## TASK DETAILS
Every entry here needs to be repeated exactly.

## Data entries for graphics
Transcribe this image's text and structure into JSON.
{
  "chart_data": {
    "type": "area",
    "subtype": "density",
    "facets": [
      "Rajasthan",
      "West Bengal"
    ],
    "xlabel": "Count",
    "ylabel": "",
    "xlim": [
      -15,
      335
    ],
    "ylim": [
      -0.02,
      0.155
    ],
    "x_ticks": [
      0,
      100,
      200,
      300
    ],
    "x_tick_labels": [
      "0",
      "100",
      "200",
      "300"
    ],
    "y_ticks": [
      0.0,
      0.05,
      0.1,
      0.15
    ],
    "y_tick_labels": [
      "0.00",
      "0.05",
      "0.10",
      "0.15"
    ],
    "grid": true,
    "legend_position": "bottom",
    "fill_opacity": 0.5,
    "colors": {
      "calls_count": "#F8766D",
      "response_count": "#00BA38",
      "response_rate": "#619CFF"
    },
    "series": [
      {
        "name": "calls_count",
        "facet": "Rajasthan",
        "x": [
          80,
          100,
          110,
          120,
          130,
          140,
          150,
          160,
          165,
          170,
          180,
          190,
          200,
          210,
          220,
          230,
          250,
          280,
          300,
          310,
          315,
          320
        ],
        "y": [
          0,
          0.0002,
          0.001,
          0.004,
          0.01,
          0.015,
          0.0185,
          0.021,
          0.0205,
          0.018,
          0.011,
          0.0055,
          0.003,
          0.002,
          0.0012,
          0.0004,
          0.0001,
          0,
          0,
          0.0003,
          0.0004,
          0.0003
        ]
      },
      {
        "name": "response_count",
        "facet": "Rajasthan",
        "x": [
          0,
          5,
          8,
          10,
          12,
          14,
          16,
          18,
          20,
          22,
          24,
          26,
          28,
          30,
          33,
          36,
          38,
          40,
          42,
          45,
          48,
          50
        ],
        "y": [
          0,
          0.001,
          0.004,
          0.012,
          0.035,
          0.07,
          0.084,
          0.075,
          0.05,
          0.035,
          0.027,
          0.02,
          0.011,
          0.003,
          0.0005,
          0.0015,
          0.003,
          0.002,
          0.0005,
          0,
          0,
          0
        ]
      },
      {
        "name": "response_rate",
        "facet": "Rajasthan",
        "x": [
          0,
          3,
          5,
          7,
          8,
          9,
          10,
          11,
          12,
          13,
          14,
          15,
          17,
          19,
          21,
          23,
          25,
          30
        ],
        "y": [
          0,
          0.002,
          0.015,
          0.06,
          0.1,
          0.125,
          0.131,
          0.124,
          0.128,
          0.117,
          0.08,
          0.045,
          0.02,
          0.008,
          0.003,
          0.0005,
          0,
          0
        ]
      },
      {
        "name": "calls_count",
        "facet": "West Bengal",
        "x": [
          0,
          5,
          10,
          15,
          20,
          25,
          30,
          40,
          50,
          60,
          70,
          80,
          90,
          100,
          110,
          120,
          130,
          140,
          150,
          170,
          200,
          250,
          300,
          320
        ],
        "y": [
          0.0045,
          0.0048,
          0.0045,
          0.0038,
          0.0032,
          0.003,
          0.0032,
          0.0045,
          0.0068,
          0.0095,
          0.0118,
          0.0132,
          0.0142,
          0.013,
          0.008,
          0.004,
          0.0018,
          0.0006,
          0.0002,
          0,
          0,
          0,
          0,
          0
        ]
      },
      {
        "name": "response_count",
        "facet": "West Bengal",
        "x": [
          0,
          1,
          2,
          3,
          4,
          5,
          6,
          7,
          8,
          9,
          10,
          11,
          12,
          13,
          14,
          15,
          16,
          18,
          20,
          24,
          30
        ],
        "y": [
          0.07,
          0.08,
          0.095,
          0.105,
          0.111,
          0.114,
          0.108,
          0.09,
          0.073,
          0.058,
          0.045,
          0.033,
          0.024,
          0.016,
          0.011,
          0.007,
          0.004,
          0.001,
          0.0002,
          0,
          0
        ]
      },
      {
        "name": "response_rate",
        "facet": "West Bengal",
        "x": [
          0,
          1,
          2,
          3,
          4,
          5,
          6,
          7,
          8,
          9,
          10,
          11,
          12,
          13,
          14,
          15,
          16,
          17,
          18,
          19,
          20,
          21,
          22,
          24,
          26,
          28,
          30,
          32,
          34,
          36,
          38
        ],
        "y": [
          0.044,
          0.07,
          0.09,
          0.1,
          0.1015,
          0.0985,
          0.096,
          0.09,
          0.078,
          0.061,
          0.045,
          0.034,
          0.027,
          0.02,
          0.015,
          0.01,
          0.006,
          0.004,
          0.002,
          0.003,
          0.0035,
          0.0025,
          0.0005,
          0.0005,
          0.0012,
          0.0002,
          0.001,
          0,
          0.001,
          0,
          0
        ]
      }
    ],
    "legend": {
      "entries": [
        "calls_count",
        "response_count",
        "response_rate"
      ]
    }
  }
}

## EXERCISE SOLUTION
Transcribe this image's text and structure into JSON.
{
  "chart_data": {
    "type": "area",
    "subtype": "density",
    "facets": [
      "Rajasthan",
      "West Bengal"
    ],
    "xlabel": "Count",
    "ylabel": "",
    "xlim": [
      -15,
      335
    ],
    "ylim": [
      -0.02,
      0.155
    ],
    "x_ticks": [
      0,
      100,
      200,
      300
    ],
    "x_tick_labels": [
      "0",
      "100",
      "200",
      "300"
    ],
    "y_ticks": [
      0.0,
      0.05,
      0.1,
      0.15
    ],
    "y_tick_labels": [
      "0.00",
      "0.05",
      "0.10",
      "0.15"
    ],
    "grid": true,
    "legend_position": "bottom",
    "fill_opacity": 0.5,
    "colors": {
      "calls_count": "#F8766D",
      "response_count": "#00BA38",
      "response_rate": "#619CFF"
    },
    "series": [
      {
        "name": "calls_count",
        "facet": "Rajasthan",
        "x": [
          80,
          100,
          110,
          120,
          130,
          140,
          150,
          160,
          165,
          170,
          180,
          190,
          200,
          210,
          220,
          230,
          250,
          280,
          300,
          310,
          315,
          320
        ],
        "y": [
          0,
          0.0002,
          0.001,
          0.004,
          0.01,
          0.015,
          0.0185,
          0.021,
          0.0205,
          0.018,
          0.011,
          0.0055,
          0.003,
          0.002,
          0.0012,
          0.0004,
          0.0001,
          0,
          0,
          0.0003,
          0.0004,
          0.0003
        ]
      },
      {
        "name": "response_count",
        "facet": "Rajasthan",
        "x": [
          0,
          5,
          8,
          10,
          12,
          14,
          16,
          18,
          20,
          22,
          24,
          26,
          28,
          30,
          33,
          36,
          38,
          40,
          42,
          45,
          48,
          50
        ],
        "y": [
          0,
          0.001,
          0.004,
          0.012,
          0.035,
          0.07,
          0.084,
          0.075,
          0.05,
          0.035,
          0.027,
          0.02,
          0.011,
          0.003,
          0.0005,
          0.0015,
          0.003,
          0.002,
          0.0005,
          0,
          0,
          0
        ]
      },
      {
        "name": "response_rate",
        "facet": "Rajasthan",
        "x": [
          0,
          3,
          5,
          7,
          8,
          9,
          10,
          11,
          12,
          13,
          14,
          15,
          17,
          19,
          21,
          23,
          25,
          30
        ],
        "y": [
          0,
          0.002,
          0.015,
          0.06,
          0.1,
          0.125,
          0.131,
          0.124,
          0.128,
          0.117,
          0.08,
          0.045,
          0.02,
          0.008,
          0.003,
          0.0005,
          0,
          0
        ]
      },
      {
        "name": "calls_count",
        "facet": "West Bengal",
        "x": [
          0,
          5,
          10,
          15,
          20,
          25,
          30,
          40,
          50,
          60,
          70,
          80,
          90,
          100,
          110,
          120,
          130,
          140,
          150,
          170,
          200,
          250,
          300,
          320
        ],
        "y": [
          0.0045,
          0.0048,
          0.0045,
          0.0038,
          0.0032,
          0.003,
          0.0032,
          0.0045,
          0.0068,
          0.0095,
          0.0118,
          0.0132,
          0.0142,
          0.013,
          0.008,
          0.004,
          0.0018,
          0.0006,
          0.0002,
          0,
          0,
          0,
          0,
          0
        ]
      },
      {
        "name": "response_count",
        "facet": "West Bengal",
        "x": [
          0,
          1,
          2,
          3,
          4,
          5,
          6,
          7,
          8,
          9,
          10,
          11,
          12,
          13,
          14,
          15,
          16,
          18,
          20,
          24,
          30
        ],
        "y": [
          0.07,
          0.08,
          0.095,
          0.105,
          0.111,
          0.114,
          0.108,
          0.09,
          0.073,
          0.058,
          0.045,
          0.033,
          0.024,
          0.016,
          0.011,
          0.007,
          0.004,
          0.001,
          0.0002,
          0,
          0
        ]
      },
      {
        "name": "response_rate",
        "facet": "West Bengal",
        "x": [
          0,
          1,
          2,
          3,
          4,
          5,
          6,
          7,
          8,
          9,
          10,
          11,
          12,
          13,
          14,
          15,
          16,
          17,
          18,
          19,
          20,
          21,
          22,
          24,
          26,
          28,
          30,
          32,
          34,
          36,
          38
        ],
        "y": [
          0.044,
          0.07,
          0.09,
          0.1,
          0.1015,
          0.0985,
          0.096,
          0.09,
          0.078,
          0.061,
          0.045,
          0.034,
          0.027,
          0.02,
          0.015,
          0.01,
          0.006,
          0.004,
          0.002,
          0.003,
          0.0035,
          0.0025,
          0.0005,
          0.0005,
          0.0012,
          0.0002,
          0.001,
          0,
          0.001,
          0,
          0
        ]
      }
    ],
    "legend": {
      "entries": [
        "calls_count",
        "response_count",
        "response_rate"
      ]
    }
  }
}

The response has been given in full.